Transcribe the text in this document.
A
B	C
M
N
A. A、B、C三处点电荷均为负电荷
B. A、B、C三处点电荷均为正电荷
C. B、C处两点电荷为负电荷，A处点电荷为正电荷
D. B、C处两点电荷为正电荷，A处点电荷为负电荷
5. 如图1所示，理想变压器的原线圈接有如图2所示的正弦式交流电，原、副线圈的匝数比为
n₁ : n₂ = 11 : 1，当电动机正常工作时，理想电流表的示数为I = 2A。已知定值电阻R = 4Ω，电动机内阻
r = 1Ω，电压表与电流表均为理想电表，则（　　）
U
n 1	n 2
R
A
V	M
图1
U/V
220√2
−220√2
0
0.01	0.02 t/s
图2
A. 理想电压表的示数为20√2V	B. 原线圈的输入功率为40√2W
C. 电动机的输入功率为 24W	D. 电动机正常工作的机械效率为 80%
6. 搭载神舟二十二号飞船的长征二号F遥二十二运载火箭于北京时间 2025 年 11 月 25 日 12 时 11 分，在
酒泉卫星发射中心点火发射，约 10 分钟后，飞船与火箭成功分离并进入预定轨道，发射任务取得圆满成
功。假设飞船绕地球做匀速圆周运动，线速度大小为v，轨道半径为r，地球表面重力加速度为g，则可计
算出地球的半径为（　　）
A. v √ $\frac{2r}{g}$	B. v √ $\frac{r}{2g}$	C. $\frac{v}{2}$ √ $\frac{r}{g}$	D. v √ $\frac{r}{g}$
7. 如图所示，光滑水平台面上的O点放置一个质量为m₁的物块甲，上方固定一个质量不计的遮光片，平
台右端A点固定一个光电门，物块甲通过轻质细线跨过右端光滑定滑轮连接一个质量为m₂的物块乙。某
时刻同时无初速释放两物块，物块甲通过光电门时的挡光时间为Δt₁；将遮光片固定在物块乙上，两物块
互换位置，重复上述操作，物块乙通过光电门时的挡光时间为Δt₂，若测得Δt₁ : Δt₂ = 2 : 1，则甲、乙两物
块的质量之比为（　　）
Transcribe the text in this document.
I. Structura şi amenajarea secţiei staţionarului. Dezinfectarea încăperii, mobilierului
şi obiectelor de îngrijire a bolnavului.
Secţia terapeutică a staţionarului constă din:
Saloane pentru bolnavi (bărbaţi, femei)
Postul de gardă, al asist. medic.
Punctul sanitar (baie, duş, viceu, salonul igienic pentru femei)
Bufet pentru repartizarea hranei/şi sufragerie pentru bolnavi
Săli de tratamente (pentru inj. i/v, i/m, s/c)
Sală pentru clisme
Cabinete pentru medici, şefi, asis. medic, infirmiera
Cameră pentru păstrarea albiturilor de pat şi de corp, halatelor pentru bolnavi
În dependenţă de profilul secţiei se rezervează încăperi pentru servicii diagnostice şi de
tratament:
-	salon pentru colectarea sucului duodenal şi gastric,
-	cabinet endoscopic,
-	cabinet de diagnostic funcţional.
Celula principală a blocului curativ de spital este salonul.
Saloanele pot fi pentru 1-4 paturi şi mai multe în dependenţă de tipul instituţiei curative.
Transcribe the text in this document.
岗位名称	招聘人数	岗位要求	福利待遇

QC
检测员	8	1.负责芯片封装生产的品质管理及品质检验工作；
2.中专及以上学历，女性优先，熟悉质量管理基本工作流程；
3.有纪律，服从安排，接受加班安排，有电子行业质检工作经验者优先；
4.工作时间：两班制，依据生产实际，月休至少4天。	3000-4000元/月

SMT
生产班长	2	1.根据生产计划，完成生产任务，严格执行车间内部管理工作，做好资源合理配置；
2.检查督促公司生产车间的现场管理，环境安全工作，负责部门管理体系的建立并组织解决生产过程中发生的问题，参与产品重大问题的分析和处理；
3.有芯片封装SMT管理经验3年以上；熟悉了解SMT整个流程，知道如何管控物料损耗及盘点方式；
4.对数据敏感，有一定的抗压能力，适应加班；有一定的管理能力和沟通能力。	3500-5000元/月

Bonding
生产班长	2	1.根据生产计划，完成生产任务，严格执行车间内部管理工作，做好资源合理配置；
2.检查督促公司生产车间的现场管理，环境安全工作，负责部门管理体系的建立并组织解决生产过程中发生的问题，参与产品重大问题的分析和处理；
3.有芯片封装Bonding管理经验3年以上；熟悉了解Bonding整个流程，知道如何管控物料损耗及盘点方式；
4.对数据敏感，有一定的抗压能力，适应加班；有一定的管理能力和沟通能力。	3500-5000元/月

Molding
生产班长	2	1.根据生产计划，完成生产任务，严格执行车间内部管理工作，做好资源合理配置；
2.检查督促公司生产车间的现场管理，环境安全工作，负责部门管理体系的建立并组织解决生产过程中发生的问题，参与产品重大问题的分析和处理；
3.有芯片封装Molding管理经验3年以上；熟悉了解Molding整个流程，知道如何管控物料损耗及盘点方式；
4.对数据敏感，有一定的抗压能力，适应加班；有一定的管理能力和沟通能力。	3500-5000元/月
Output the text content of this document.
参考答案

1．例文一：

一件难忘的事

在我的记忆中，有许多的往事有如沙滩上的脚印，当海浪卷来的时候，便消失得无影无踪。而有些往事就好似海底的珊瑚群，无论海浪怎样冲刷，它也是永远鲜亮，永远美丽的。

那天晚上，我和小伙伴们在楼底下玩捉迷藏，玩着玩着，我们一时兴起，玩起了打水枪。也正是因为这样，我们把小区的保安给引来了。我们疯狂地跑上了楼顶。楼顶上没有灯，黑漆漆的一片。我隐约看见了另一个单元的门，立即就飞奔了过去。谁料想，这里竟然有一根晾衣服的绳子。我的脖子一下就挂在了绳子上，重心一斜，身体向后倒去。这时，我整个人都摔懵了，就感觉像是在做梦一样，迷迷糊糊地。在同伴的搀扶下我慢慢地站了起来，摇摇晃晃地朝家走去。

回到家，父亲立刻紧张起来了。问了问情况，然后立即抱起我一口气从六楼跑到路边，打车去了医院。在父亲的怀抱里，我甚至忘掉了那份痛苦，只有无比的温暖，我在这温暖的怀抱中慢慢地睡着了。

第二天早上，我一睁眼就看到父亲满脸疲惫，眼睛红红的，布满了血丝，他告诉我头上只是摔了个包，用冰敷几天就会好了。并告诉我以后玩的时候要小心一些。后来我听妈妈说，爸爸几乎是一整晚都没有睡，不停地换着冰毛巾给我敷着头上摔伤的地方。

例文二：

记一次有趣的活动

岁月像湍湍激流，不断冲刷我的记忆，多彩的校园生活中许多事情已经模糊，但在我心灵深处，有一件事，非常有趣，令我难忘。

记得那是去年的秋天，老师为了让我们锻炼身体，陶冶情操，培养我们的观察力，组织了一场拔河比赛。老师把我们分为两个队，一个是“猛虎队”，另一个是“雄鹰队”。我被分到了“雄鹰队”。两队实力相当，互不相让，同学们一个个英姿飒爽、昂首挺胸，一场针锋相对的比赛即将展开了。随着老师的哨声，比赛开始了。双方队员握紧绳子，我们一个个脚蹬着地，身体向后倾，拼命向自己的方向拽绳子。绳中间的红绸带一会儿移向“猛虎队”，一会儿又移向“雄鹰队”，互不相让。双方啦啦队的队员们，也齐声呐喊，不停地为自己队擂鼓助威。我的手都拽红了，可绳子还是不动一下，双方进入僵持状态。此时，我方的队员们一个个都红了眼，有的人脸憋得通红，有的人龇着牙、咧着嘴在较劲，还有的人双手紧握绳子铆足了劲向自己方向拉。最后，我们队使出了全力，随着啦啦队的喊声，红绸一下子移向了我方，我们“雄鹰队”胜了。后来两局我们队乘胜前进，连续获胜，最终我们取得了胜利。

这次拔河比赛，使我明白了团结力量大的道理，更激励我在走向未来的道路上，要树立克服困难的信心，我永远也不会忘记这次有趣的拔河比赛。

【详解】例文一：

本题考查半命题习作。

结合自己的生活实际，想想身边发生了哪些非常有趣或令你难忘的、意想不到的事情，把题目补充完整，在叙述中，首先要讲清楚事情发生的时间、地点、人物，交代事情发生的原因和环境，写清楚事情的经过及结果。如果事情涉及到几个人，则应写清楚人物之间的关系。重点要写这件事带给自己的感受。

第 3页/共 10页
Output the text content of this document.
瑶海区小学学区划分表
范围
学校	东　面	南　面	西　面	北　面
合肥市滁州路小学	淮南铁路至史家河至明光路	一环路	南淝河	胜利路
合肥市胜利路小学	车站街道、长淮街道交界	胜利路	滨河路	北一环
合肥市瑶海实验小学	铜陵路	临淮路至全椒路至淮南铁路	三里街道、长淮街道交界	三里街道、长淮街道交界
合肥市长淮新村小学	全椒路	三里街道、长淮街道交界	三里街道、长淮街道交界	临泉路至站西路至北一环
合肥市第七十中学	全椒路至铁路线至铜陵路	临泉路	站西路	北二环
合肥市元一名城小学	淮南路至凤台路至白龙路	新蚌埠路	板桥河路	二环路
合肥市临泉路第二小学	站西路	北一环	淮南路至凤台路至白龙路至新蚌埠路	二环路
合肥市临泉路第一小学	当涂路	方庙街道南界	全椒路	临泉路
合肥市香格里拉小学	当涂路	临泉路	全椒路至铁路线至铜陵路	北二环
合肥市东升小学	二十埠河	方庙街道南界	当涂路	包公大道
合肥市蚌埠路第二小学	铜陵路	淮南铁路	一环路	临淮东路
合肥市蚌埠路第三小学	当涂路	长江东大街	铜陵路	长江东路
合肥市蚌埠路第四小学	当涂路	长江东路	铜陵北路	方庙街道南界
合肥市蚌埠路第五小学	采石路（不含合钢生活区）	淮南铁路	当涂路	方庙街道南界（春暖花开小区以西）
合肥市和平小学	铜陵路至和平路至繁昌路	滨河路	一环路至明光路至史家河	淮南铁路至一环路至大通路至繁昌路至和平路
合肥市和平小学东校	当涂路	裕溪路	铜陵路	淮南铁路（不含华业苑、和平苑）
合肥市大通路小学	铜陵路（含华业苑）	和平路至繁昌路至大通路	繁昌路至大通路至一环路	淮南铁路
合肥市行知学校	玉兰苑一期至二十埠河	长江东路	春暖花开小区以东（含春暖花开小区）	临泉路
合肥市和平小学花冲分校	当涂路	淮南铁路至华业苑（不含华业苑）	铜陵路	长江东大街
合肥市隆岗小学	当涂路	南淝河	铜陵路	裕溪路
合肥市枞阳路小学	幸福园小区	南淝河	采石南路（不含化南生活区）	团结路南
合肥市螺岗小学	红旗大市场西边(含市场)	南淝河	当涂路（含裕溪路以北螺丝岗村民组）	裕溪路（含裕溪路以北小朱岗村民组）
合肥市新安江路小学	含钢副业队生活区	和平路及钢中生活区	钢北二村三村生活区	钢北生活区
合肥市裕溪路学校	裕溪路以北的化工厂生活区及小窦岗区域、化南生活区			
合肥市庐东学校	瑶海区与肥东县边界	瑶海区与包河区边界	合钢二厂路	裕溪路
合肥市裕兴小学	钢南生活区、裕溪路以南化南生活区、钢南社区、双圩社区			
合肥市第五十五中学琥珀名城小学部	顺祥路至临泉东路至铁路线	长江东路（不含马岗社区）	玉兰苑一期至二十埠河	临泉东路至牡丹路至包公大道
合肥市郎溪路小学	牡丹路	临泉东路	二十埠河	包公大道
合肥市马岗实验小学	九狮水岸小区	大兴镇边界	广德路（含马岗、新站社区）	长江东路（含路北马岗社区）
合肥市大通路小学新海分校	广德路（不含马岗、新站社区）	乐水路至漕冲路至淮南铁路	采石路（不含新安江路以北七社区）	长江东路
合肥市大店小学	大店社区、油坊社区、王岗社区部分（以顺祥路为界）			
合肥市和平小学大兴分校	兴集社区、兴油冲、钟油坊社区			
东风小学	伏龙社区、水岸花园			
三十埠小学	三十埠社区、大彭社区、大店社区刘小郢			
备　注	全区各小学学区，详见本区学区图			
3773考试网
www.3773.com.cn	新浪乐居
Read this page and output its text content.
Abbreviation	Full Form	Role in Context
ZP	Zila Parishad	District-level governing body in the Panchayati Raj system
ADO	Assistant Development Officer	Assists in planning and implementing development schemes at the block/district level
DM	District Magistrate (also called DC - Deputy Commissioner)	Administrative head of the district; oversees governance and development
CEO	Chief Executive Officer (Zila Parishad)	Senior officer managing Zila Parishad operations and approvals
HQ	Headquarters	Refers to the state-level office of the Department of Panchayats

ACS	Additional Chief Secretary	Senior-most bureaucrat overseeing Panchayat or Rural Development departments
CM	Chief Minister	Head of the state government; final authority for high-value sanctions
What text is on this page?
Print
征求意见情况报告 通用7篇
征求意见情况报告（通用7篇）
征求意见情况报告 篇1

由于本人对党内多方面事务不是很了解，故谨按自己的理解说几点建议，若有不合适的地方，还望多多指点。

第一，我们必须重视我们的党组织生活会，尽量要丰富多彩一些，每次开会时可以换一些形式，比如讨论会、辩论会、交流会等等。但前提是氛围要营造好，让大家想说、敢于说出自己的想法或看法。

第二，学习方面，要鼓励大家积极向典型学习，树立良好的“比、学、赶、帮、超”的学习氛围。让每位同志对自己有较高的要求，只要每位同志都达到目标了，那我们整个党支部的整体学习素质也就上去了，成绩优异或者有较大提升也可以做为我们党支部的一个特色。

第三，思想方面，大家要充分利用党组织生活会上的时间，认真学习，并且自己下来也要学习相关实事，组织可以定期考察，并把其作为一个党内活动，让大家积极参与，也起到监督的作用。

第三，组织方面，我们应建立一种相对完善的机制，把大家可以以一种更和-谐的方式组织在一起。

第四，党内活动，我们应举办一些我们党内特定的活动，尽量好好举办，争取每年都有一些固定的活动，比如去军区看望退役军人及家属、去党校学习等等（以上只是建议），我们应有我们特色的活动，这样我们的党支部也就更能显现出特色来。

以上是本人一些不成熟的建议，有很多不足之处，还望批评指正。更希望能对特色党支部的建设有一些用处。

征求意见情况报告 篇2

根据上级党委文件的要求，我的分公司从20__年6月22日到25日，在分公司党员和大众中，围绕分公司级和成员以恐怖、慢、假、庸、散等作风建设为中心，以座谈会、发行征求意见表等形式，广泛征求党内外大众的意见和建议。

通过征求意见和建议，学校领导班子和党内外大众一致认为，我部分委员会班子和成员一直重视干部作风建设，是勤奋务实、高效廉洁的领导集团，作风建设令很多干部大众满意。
^^^^^^^^^^^^^^^^
■ **REQUIREMENT**
Transcribe exactly, and only, the lines from the one bearing "Read this page and output its text content." through the last line of the entries, counting both.

■ **EXERCISE OUTPUT**
Read this page and output its text content.
Abbreviation	Full Form	Role in Context
ZP	Zila Parishad	District-level governing body in the Panchayati Raj system
ADO	Assistant Development Officer	Assists in planning and implementing development schemes at the block/district level
DM	District Magistrate (also called DC - Deputy Commissioner)	Administrative head of the district; oversees governance and development
CEO	Chief Executive Officer (Zila Parishad)	Senior officer managing Zila Parishad operations and approvals
HQ	Headquarters	Refers to the state-level office of the Department of Panchayats

ACS	Additional Chief Secretary	Senior-most bureaucrat overseeing Panchayat or Rural Development departments
CM	Chief Minister	Head of the state government; final authority for high-value sanctions
What text is on this page?
Print
征求意见情况报告 通用7篇
征求意见情况报告（通用7篇）
征求意见情况报告 篇1

由于本人对党内多方面事务不是很了解，故谨按自己的理解说几点建议，若有不合适的地方，还望多多指点。

第一，我们必须重视我们的党组织生活会，尽量要丰富多彩一些，每次开会时可以换一些形式，比如讨论会、辩论会、交流会等等。但前提是氛围要营造好，让大家想说、敢于说出自己的想法或看法。

第二，学习方面，要鼓励大家积极向典型学习，树立良好的“比、学、赶、帮、超”的学习氛围。让每位同志对自己有较高的要求，只要每位同志都达到目标了，那我们整个党支部的整体学习素质也就上去了，成绩优异或者有较大提升也可以做为我们党支部的一个特色。

第三，思想方面，大家要充分利用党组织生活会上的时间，认真学习，并且自己下来也要学习相关实事，组织可以定期考察，并把其作为一个党内活动，让大家积极参与，也起到监督的作用。

第三，组织方面，我们应建立一种相对完善的机制，把大家可以以一种更和-谐的方式组织在一起。

第四，党内活动，我们应举办一些我们党内特定的活动，尽量好好举办，争取每年都有一些固定的活动，比如去军区看望退役军人及家属、去党校学习等等（以上只是建议），我们应有我们特色的活动，这样我们的党支部也就更能显现出特色来。

以上是本人一些不成熟的建议，有很多不足之处，还望批评指正。更希望能对特色党支部的建设有一些用处。

征求意见情况报告 篇2

根据上级党委文件的要求，我的分公司从20__年6月22日到25日，在分公司党员和大众中，围绕分公司级和成员以恐怖、慢、假、庸、散等作风建设为中心，以座谈会、发行征求意见表等形式，广泛征求党内外大众的意见和建议。

通过征求意见和建议，学校领导班子和党内外大众一致认为，我部分委员会班子和成员一直重视干部作风建设，是勤奋务实、高效廉洁的领导集团，作风建设令很多干部大众满意。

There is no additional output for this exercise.